### WHAT THE TASK REQUIRES
Repeat every one of the items below word for word, leaving out the pictures.

● ● ● ●

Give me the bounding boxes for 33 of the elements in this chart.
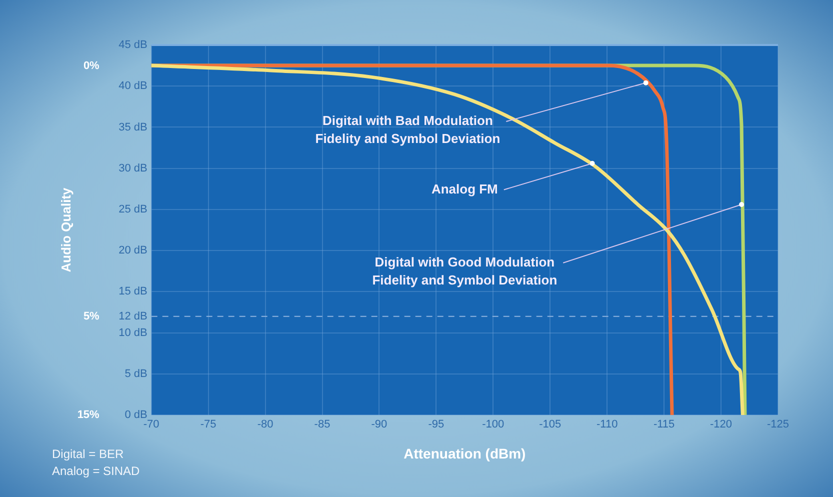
x-tick-label: -120 <box>710 418 732 431</box>
y-tick-label: 15 dB <box>118 286 148 298</box>
x-tick-label: -95 <box>428 418 444 431</box>
x-tick-label: -75 <box>200 418 216 431</box>
x-tick-label: -80 <box>257 418 274 431</box>
x-tick-label: -85 <box>314 418 330 431</box>
y-axis-title: Audio Quality <box>58 186 74 272</box>
y-tick-label: 30 dB <box>118 162 148 174</box>
annotation: Analog FM <box>431 181 498 196</box>
text: Digital = BER <box>52 446 125 463</box>
y-tick-label: 40 dB <box>118 80 148 92</box>
y-tick-label: 20 dB <box>118 244 148 257</box>
y-tick-label: 10 dB <box>118 326 148 339</box>
text: Analog = SINAD <box>52 463 140 480</box>
text: 15% <box>77 409 100 422</box>
text: 5% <box>83 310 100 322</box>
x-tick-label: -100 <box>482 418 504 431</box>
x-tick-label: -90 <box>371 418 388 431</box>
y-tick-label: 12 dB <box>118 310 148 322</box>
y-tick-label: 5 dB <box>124 368 148 380</box>
x-tick-label: -70 <box>143 418 160 431</box>
x-tick-label: -115 <box>653 418 675 431</box>
x-tick-label: -105 <box>539 418 562 431</box>
y-tick-label: 45 dB <box>118 39 148 52</box>
x-tick-label: -110 <box>596 418 618 431</box>
x-axis-title: Attenuation (dBm) <box>404 445 526 462</box>
y-tick-label: 0 dB <box>124 409 148 422</box>
x-tick-label: -125 <box>766 418 790 431</box>
y-tick-label: 25 dB <box>118 203 148 216</box>
annotation: Digital with Good Modulation Fidelity and Symbol Deviation <box>372 254 558 288</box>
y-tick-label: 35 dB <box>118 121 148 134</box>
text: 0% <box>83 60 100 72</box>
annotation: Digital with Bad Modulation Fidelity and Symbol Deviation <box>315 113 500 146</box>
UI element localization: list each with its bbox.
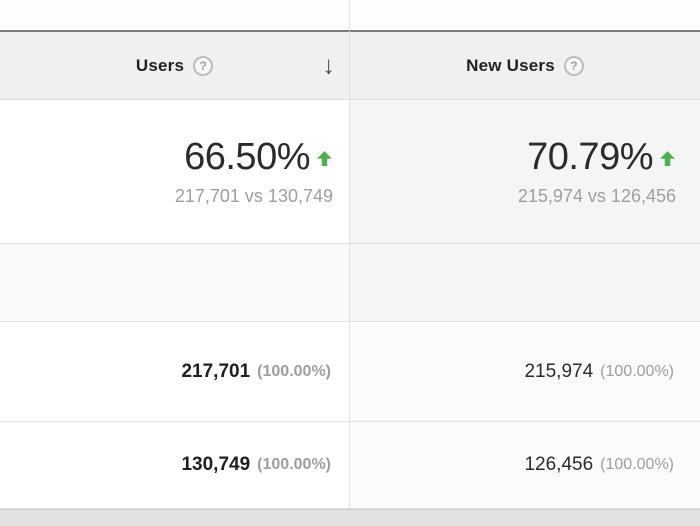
up-arrow-icon xyxy=(660,151,675,166)
new-users-row-2-value: 126,456 xyxy=(524,454,594,475)
column-header-users[interactable]: Users ? ↓ xyxy=(0,30,350,100)
users-row-1-value: 217,701 xyxy=(181,360,251,382)
users-row-2-value: 130,749 xyxy=(181,454,251,475)
users-row-1-share: (100.00%) xyxy=(257,362,331,380)
table-row-1-users-cell: 217,701 (100.00%) xyxy=(0,322,350,422)
new-users-row-1-value: 215,974 xyxy=(524,360,594,382)
new-users-column-label: New Users xyxy=(466,55,555,75)
table-row-2-new-users-cell: 126,456 (100.00%) xyxy=(350,422,700,509)
top-strip-right xyxy=(350,0,700,30)
table-row-1-new-users-cell: 215,974 (100.00%) xyxy=(350,322,700,422)
users-summary-cell: 66.50% 217,701 vs 130,749 xyxy=(0,100,350,244)
table-row-2-users-cell: 130,749 (100.00%) xyxy=(0,422,350,509)
new-users-row-1-share: (100.00%) xyxy=(600,362,674,380)
users-row-2-share: (100.00%) xyxy=(257,456,331,473)
bottom-band xyxy=(0,509,700,526)
users-summary-percent-line: 66.50% xyxy=(184,136,333,179)
empty-row-users-cell xyxy=(0,244,350,322)
new-users-summary-percent-line: 70.79% xyxy=(527,136,676,179)
up-arrow-icon xyxy=(317,151,332,166)
users-column-label: Users xyxy=(135,55,185,75)
new-users-summary-cell: 70.79% 215,974 vs 126,456 xyxy=(350,100,700,244)
top-strip-left xyxy=(0,0,350,30)
sort-descending-icon[interactable]: ↓ xyxy=(322,51,336,79)
users-comparison-text: 217,701 vs 130,749 xyxy=(174,186,333,206)
new-users-comparison-text: 215,974 vs 126,456 xyxy=(517,186,676,206)
new-users-row-2-share: (100.00%) xyxy=(600,456,674,473)
empty-row-new-users-cell xyxy=(350,244,700,322)
users-percent-value: 66.50% xyxy=(184,136,310,178)
column-header-new-users[interactable]: New Users ? xyxy=(350,30,700,100)
new-users-percent-value: 70.79% xyxy=(527,136,653,178)
help-icon[interactable]: ? xyxy=(193,55,214,76)
help-icon[interactable]: ? xyxy=(563,55,584,76)
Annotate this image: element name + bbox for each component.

● ● ● ●

### ANSWER
Give me the bounding boxes for 33 of the elements in this chart.
x-tick-label: -120 <box>710 418 732 431</box>
y-tick-label: 15 dB <box>118 286 148 298</box>
x-tick-label: -95 <box>428 418 444 431</box>
x-tick-label: -75 <box>200 418 216 431</box>
x-tick-label: -80 <box>257 418 274 431</box>
x-tick-label: -85 <box>314 418 330 431</box>
y-axis-title: Audio Quality <box>58 186 74 272</box>
y-tick-label: 30 dB <box>118 162 148 174</box>
annotation: Analog FM <box>431 181 498 196</box>
text: Digital = BER <box>52 446 125 463</box>
y-tick-label: 40 dB <box>118 80 148 92</box>
y-tick-label: 20 dB <box>118 244 148 257</box>
y-tick-label: 10 dB <box>118 326 148 339</box>
text: Analog = SINAD <box>52 463 140 480</box>
text: 15% <box>77 409 100 422</box>
text: 5% <box>83 310 100 322</box>
x-tick-label: -100 <box>482 418 504 431</box>
x-tick-label: -90 <box>371 418 388 431</box>
y-tick-label: 12 dB <box>118 310 148 322</box>
y-tick-label: 5 dB <box>124 368 148 380</box>
x-tick-label: -70 <box>143 418 160 431</box>
x-tick-label: -115 <box>653 418 675 431</box>
x-tick-label: -105 <box>539 418 562 431</box>
y-tick-label: 45 dB <box>118 39 148 52</box>
x-tick-label: -110 <box>596 418 618 431</box>
x-axis-title: Attenuation (dBm) <box>404 445 526 462</box>
y-tick-label: 0 dB <box>124 409 148 422</box>
x-tick-label: -125 <box>766 418 790 431</box>
y-tick-label: 25 dB <box>118 203 148 216</box>
annotation: Digital with Good Modulation Fidelity and Symbol Deviation <box>372 254 558 288</box>
y-tick-label: 35 dB <box>118 121 148 134</box>
text: 0% <box>83 60 100 72</box>
annotation: Digital with Bad Modulation Fidelity and Symbol Deviation <box>315 113 500 146</box>
UI element localization: list each with its bbox.
up-arrow-icon xyxy=(660,151,675,166)
new-users-row-2-value: 126,456 xyxy=(524,454,594,475)
column-header-users[interactable]: Users ? ↓ xyxy=(0,30,350,100)
users-row-1-value: 217,701 xyxy=(181,360,251,382)
users-row-2-value: 130,749 xyxy=(181,454,251,475)
users-row-1-share: (100.00%) xyxy=(257,362,331,380)
table-row-1-users-cell: 217,701 (100.00%) xyxy=(0,322,350,422)
new-users-row-1-value: 215,974 xyxy=(524,360,594,382)
new-users-column-label: New Users xyxy=(466,55,555,75)
table-row-2-new-users-cell: 126,456 (100.00%) xyxy=(350,422,700,509)
top-strip-right xyxy=(350,0,700,30)
table-row-1-new-users-cell: 215,974 (100.00%) xyxy=(350,322,700,422)
users-summary-cell: 66.50% 217,701 vs 130,749 xyxy=(0,100,350,244)
table-row-2-users-cell: 130,749 (100.00%) xyxy=(0,422,350,509)
new-users-row-1-share: (100.00%) xyxy=(600,362,674,380)
users-row-2-share: (100.00%) xyxy=(257,456,331,473)
bottom-band xyxy=(0,509,700,526)
users-summary-percent-line: 66.50% xyxy=(184,136,333,179)
empty-row-users-cell xyxy=(0,244,350,322)
new-users-summary-percent-line: 70.79% xyxy=(527,136,676,179)
up-arrow-icon xyxy=(317,151,332,166)
users-column-label: Users xyxy=(135,55,185,75)
new-users-summary-cell: 70.79% 215,974 vs 126,456 xyxy=(350,100,700,244)
top-strip-left xyxy=(0,0,350,30)
sort-descending-icon[interactable]: ↓ xyxy=(322,51,336,79)
users-comparison-text: 217,701 vs 130,749 xyxy=(174,186,333,206)
new-users-comparison-text: 215,974 vs 126,456 xyxy=(517,186,676,206)
new-users-row-2-share: (100.00%) xyxy=(600,456,674,473)
empty-row-new-users-cell xyxy=(350,244,700,322)
users-percent-value: 66.50% xyxy=(184,136,310,178)
column-header-new-users[interactable]: New Users ? xyxy=(350,30,700,100)
new-users-percent-value: 70.79% xyxy=(527,136,653,178)
help-icon[interactable]: ? xyxy=(193,55,214,76)
help-icon[interactable]: ? xyxy=(563,55,584,76)
Annotate this image: element name + bbox for each component.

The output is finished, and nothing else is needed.